What is expected: Omit every picture and return the rest of the data unaltered.

--------------------------------------------------

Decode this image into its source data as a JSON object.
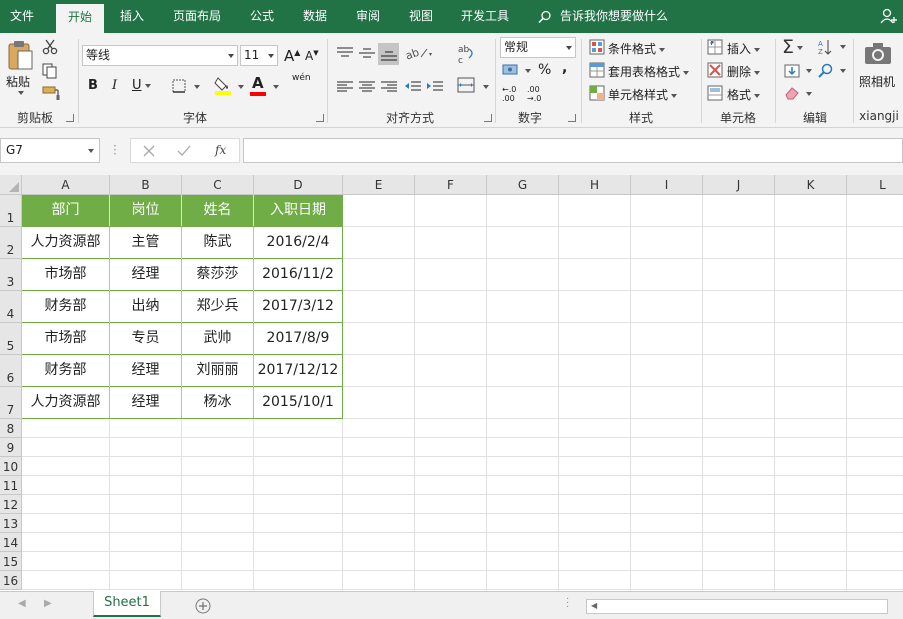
{
  "ribbon_tabs": [
    "文件",
    "开始",
    "插入",
    "页面布局",
    "公式",
    "数据",
    "审阅",
    "视图",
    "开发工具"
  ],
  "active_tab": "开始",
  "tell_me": "告诉我你想要做什么",
  "clipboard": {
    "paste": "粘贴",
    "label": "剪贴板"
  },
  "font": {
    "name": "等线",
    "size": "11",
    "label": "字体",
    "bold": "B",
    "italic": "I",
    "underline": "U",
    "color_letter": "A",
    "highlight_color": "#ffff00",
    "font_color": "#ff0000",
    "phonetic": "wén"
  },
  "alignment": {
    "label": "对齐方式"
  },
  "number": {
    "format": "常规",
    "label": "数字"
  },
  "styles": {
    "conditional": "条件格式",
    "table_format": "套用表格格式",
    "cell_styles": "单元格样式",
    "label": "样式"
  },
  "cells": {
    "insert": "插入",
    "delete": "删除",
    "format": "格式",
    "label": "单元格"
  },
  "editing": {
    "label": "编辑"
  },
  "camera": {
    "button": "照相机",
    "label": "xiangji"
  },
  "formula_bar": {
    "name_box": "G7",
    "fx": "fx",
    "value": ""
  },
  "columns": [
    "A",
    "B",
    "C",
    "D",
    "E",
    "F",
    "G",
    "H",
    "I",
    "J",
    "K",
    "L"
  ],
  "rows": [
    "1",
    "2",
    "3",
    "4",
    "5",
    "6",
    "7",
    "8",
    "9",
    "10",
    "11",
    "12",
    "13",
    "14",
    "15",
    "16"
  ],
  "table": {
    "headers": [
      "部门",
      "岗位",
      "姓名",
      "入职日期"
    ],
    "rows": [
      [
        "人力资源部",
        "主管",
        "陈武",
        "2016/2/4"
      ],
      [
        "市场部",
        "经理",
        "蔡莎莎",
        "2016/11/2"
      ],
      [
        "财务部",
        "出纳",
        "郑少兵",
        "2017/3/12"
      ],
      [
        "市场部",
        "专员",
        "武帅",
        "2017/8/9"
      ],
      [
        "财务部",
        "经理",
        "刘丽丽",
        "2017/12/12"
      ],
      [
        "人力资源部",
        "经理",
        "杨冰",
        "2015/10/1"
      ]
    ],
    "header_color": "#70ad47"
  },
  "sheet_tab": "Sheet1",
  "accent": "#217346"
}
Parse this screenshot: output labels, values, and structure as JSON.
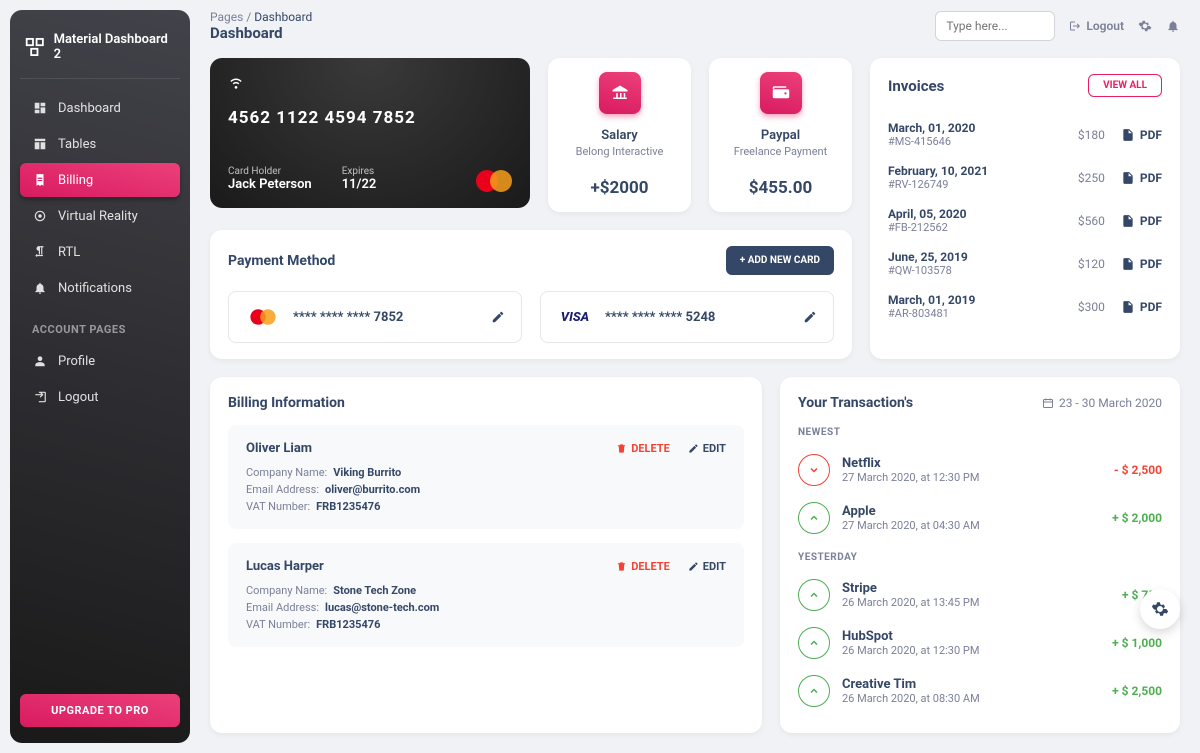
{
  "brand": "Material Dashboard 2",
  "sidebar": {
    "items": [
      {
        "label": "Dashboard",
        "icon": "dashboard"
      },
      {
        "label": "Tables",
        "icon": "table"
      },
      {
        "label": "Billing",
        "icon": "receipt",
        "active": true
      },
      {
        "label": "Virtual Reality",
        "icon": "vr"
      },
      {
        "label": "RTL",
        "icon": "rtl"
      },
      {
        "label": "Notifications",
        "icon": "bell"
      }
    ],
    "section_title": "ACCOUNT PAGES",
    "account_items": [
      {
        "label": "Profile",
        "icon": "user"
      },
      {
        "label": "Logout",
        "icon": "logout"
      }
    ],
    "upgrade": "UPGRADE TO PRO"
  },
  "topbar": {
    "breadcrumb_parent": "Pages",
    "breadcrumb_current": "Dashboard",
    "page_title": "Dashboard",
    "search_placeholder": "Type here...",
    "logout": "Logout"
  },
  "credit_card": {
    "number": "4562   1122   4594   7852",
    "holder_label": "Card Holder",
    "holder": "Jack Peterson",
    "exp_label": "Expires",
    "exp": "11/22"
  },
  "stats": [
    {
      "title": "Salary",
      "sub": "Belong Interactive",
      "amount": "+$2000",
      "icon": "bank"
    },
    {
      "title": "Paypal",
      "sub": "Freelance Payment",
      "amount": "$455.00",
      "icon": "wallet"
    }
  ],
  "invoices": {
    "title": "Invoices",
    "view_all": "VIEW ALL",
    "pdf_label": "PDF",
    "items": [
      {
        "date": "March, 01, 2020",
        "id": "#MS-415646",
        "amount": "$180"
      },
      {
        "date": "February, 10, 2021",
        "id": "#RV-126749",
        "amount": "$250"
      },
      {
        "date": "April, 05, 2020",
        "id": "#FB-212562",
        "amount": "$560"
      },
      {
        "date": "June, 25, 2019",
        "id": "#QW-103578",
        "amount": "$120"
      },
      {
        "date": "March, 01, 2019",
        "id": "#AR-803481",
        "amount": "$300"
      }
    ]
  },
  "payment": {
    "title": "Payment Method",
    "add_card": "+   ADD NEW CARD",
    "cards": [
      {
        "brand": "mastercard",
        "number": "****   ****   ****   7852"
      },
      {
        "brand": "visa",
        "number": "****   ****   ****   5248"
      }
    ]
  },
  "billing": {
    "title": "Billing Information",
    "company_label": "Company Name:",
    "email_label": "Email Address:",
    "vat_label": "VAT Number:",
    "delete": "DELETE",
    "edit": "EDIT",
    "items": [
      {
        "name": "Oliver Liam",
        "company": "Viking Burrito",
        "email": "oliver@burrito.com",
        "vat": "FRB1235476"
      },
      {
        "name": "Lucas Harper",
        "company": "Stone Tech Zone",
        "email": "lucas@stone-tech.com",
        "vat": "FRB1235476"
      }
    ]
  },
  "transactions": {
    "title": "Your Transaction's",
    "range": "23 - 30 March 2020",
    "newest": "NEWEST",
    "yesterday": "YESTERDAY",
    "newest_items": [
      {
        "name": "Netflix",
        "time": "27 March 2020, at 12:30 PM",
        "amount": "- $ 2,500",
        "dir": "down"
      },
      {
        "name": "Apple",
        "time": "27 March 2020, at 04:30 AM",
        "amount": "+ $ 2,000",
        "dir": "up"
      }
    ],
    "yesterday_items": [
      {
        "name": "Stripe",
        "time": "26 March 2020, at 13:45 PM",
        "amount": "+ $ 750",
        "dir": "up"
      },
      {
        "name": "HubSpot",
        "time": "26 March 2020, at 12:30 PM",
        "amount": "+ $ 1,000",
        "dir": "up"
      },
      {
        "name": "Creative Tim",
        "time": "26 March 2020, at 08:30 AM",
        "amount": "+ $ 2,500",
        "dir": "up"
      }
    ]
  }
}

--------------------------------------------------

Complete output:
Decode this image into its source data as a JSON object.
{
  "ribbon_tabs": [
    "文件",
    "开始",
    "插入",
    "页面布局",
    "公式",
    "数据",
    "审阅",
    "视图",
    "开发工具"
  ],
  "active_tab": "开始",
  "tell_me": "告诉我你想要做什么",
  "clipboard": {
    "paste": "粘贴",
    "label": "剪贴板"
  },
  "font": {
    "name": "等线",
    "size": "11",
    "label": "字体",
    "bold": "B",
    "italic": "I",
    "underline": "U",
    "color_letter": "A",
    "highlight_color": "#ffff00",
    "font_color": "#ff0000",
    "phonetic": "wén"
  },
  "alignment": {
    "label": "对齐方式"
  },
  "number": {
    "format": "常规",
    "label": "数字"
  },
  "styles": {
    "conditional": "条件格式",
    "table_format": "套用表格格式",
    "cell_styles": "单元格样式",
    "label": "样式"
  },
  "cells": {
    "insert": "插入",
    "delete": "删除",
    "format": "格式",
    "label": "单元格"
  },
  "editing": {
    "label": "编辑"
  },
  "camera": {
    "button": "照相机",
    "label": "xiangji"
  },
  "formula_bar": {
    "name_box": "G7",
    "fx": "fx",
    "value": ""
  },
  "columns": [
    "A",
    "B",
    "C",
    "D",
    "E",
    "F",
    "G",
    "H",
    "I",
    "J",
    "K",
    "L"
  ],
  "rows": [
    "1",
    "2",
    "3",
    "4",
    "5",
    "6",
    "7",
    "8",
    "9",
    "10",
    "11",
    "12",
    "13",
    "14",
    "15",
    "16"
  ],
  "table": {
    "headers": [
      "部门",
      "岗位",
      "姓名",
      "入职日期"
    ],
    "rows": [
      [
        "人力资源部",
        "主管",
        "陈武",
        "2016/2/4"
      ],
      [
        "市场部",
        "经理",
        "蔡莎莎",
        "2016/11/2"
      ],
      [
        "财务部",
        "出纳",
        "郑少兵",
        "2017/3/12"
      ],
      [
        "市场部",
        "专员",
        "武帅",
        "2017/8/9"
      ],
      [
        "财务部",
        "经理",
        "刘丽丽",
        "2017/12/12"
      ],
      [
        "人力资源部",
        "经理",
        "杨冰",
        "2015/10/1"
      ]
    ],
    "header_color": "#70ad47"
  },
  "sheet_tab": "Sheet1",
  "accent": "#217346"
}
Parse this screenshot: output labels, values, and structure as JSON.
{
  "brand": "Material Dashboard 2",
  "sidebar": {
    "items": [
      {
        "label": "Dashboard",
        "icon": "dashboard"
      },
      {
        "label": "Tables",
        "icon": "table"
      },
      {
        "label": "Billing",
        "icon": "receipt",
        "active": true
      },
      {
        "label": "Virtual Reality",
        "icon": "vr"
      },
      {
        "label": "RTL",
        "icon": "rtl"
      },
      {
        "label": "Notifications",
        "icon": "bell"
      }
    ],
    "section_title": "ACCOUNT PAGES",
    "account_items": [
      {
        "label": "Profile",
        "icon": "user"
      },
      {
        "label": "Logout",
        "icon": "logout"
      }
    ],
    "upgrade": "UPGRADE TO PRO"
  },
  "topbar": {
    "breadcrumb_parent": "Pages",
    "breadcrumb_current": "Dashboard",
    "page_title": "Dashboard",
    "search_placeholder": "Type here...",
    "logout": "Logout"
  },
  "credit_card": {
    "number": "4562   1122   4594   7852",
    "holder_label": "Card Holder",
    "holder": "Jack Peterson",
    "exp_label": "Expires",
    "exp": "11/22"
  },
  "stats": [
    {
      "title": "Salary",
      "sub": "Belong Interactive",
      "amount": "+$2000",
      "icon": "bank"
    },
    {
      "title": "Paypal",
      "sub": "Freelance Payment",
      "amount": "$455.00",
      "icon": "wallet"
    }
  ],
  "invoices": {
    "title": "Invoices",
    "view_all": "VIEW ALL",
    "pdf_label": "PDF",
    "items": [
      {
        "date": "March, 01, 2020",
        "id": "#MS-415646",
        "amount": "$180"
      },
      {
        "date": "February, 10, 2021",
        "id": "#RV-126749",
        "amount": "$250"
      },
      {
        "date": "April, 05, 2020",
        "id": "#FB-212562",
        "amount": "$560"
      },
      {
        "date": "June, 25, 2019",
        "id": "#QW-103578",
        "amount": "$120"
      },
      {
        "date": "March, 01, 2019",
        "id": "#AR-803481",
        "amount": "$300"
      }
    ]
  },
  "payment": {
    "title": "Payment Method",
    "add_card": "+   ADD NEW CARD",
    "cards": [
      {
        "brand": "mastercard",
        "number": "****   ****   ****   7852"
      },
      {
        "brand": "visa",
        "number": "****   ****   ****   5248"
      }
    ]
  },
  "billing": {
    "title": "Billing Information",
    "company_label": "Company Name:",
    "email_label": "Email Address:",
    "vat_label": "VAT Number:",
    "delete": "DELETE",
    "edit": "EDIT",
    "items": [
      {
        "name": "Oliver Liam",
        "company": "Viking Burrito",
        "email": "oliver@burrito.com",
        "vat": "FRB1235476"
      },
      {
        "name": "Lucas Harper",
        "company": "Stone Tech Zone",
        "email": "lucas@stone-tech.com",
        "vat": "FRB1235476"
      }
    ]
  },
  "transactions": {
    "title": "Your Transaction's",
    "range": "23 - 30 March 2020",
    "newest": "NEWEST",
    "yesterday": "YESTERDAY",
    "newest_items": [
      {
        "name": "Netflix",
        "time": "27 March 2020, at 12:30 PM",
        "amount": "- $ 2,500",
        "dir": "down"
      },
      {
        "name": "Apple",
        "time": "27 March 2020, at 04:30 AM",
        "amount": "+ $ 2,000",
        "dir": "up"
      }
    ],
    "yesterday_items": [
      {
        "name": "Stripe",
        "time": "26 March 2020, at 13:45 PM",
        "amount": "+ $ 750",
        "dir": "up"
      },
      {
        "name": "HubSpot",
        "time": "26 March 2020, at 12:30 PM",
        "amount": "+ $ 1,000",
        "dir": "up"
      },
      {
        "name": "Creative Tim",
        "time": "26 March 2020, at 08:30 AM",
        "amount": "+ $ 2,500",
        "dir": "up"
      }
    ]
  }
}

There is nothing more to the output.